- _Records to use_
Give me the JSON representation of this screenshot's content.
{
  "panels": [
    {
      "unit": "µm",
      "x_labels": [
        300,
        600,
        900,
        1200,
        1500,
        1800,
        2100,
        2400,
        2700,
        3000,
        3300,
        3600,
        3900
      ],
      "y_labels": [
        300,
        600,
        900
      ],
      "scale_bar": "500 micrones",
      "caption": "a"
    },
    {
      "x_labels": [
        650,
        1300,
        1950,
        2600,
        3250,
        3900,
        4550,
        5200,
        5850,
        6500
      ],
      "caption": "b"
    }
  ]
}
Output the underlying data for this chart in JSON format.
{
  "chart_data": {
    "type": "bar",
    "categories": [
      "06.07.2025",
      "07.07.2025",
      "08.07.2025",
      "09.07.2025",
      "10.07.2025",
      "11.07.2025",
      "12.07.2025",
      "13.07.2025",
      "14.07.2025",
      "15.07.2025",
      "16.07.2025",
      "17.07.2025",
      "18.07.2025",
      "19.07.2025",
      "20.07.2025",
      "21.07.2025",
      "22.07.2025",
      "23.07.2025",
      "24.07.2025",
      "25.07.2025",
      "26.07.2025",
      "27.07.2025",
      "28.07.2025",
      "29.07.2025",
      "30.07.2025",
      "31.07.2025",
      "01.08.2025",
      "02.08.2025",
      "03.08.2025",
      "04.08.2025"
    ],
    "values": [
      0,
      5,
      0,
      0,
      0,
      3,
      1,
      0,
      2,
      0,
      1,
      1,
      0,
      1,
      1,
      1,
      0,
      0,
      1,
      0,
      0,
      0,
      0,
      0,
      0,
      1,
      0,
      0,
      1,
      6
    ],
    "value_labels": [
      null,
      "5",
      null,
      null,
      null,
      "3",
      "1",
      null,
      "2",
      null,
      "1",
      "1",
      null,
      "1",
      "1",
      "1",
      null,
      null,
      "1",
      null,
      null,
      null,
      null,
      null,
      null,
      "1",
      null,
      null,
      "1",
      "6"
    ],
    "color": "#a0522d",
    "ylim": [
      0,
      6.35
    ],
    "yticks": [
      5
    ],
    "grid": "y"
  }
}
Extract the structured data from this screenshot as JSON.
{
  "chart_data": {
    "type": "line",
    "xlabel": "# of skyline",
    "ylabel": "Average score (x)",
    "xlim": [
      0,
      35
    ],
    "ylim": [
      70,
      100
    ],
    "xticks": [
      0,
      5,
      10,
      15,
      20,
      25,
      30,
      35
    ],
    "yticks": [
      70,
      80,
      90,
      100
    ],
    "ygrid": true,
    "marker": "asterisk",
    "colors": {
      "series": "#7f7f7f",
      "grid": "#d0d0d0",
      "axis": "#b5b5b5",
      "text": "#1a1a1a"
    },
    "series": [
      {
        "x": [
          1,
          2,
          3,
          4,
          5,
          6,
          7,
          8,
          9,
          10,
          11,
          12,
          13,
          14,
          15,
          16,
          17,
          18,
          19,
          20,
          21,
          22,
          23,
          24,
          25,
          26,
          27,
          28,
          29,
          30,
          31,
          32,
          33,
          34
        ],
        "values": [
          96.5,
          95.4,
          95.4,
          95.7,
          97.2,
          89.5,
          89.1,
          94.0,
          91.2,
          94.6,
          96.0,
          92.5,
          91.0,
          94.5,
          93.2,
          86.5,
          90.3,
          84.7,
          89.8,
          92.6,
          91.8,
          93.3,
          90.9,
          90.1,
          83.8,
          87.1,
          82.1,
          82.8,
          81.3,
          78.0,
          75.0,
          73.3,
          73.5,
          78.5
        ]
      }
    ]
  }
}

- _To be done_
Using the listing above, return all lines where the word "this" occurs.

- _The solution_
Give me the JSON representation of this screenshot's content.
Output the underlying data for this chart in JSON format.
Extract the structured data from this screenshot as JSON.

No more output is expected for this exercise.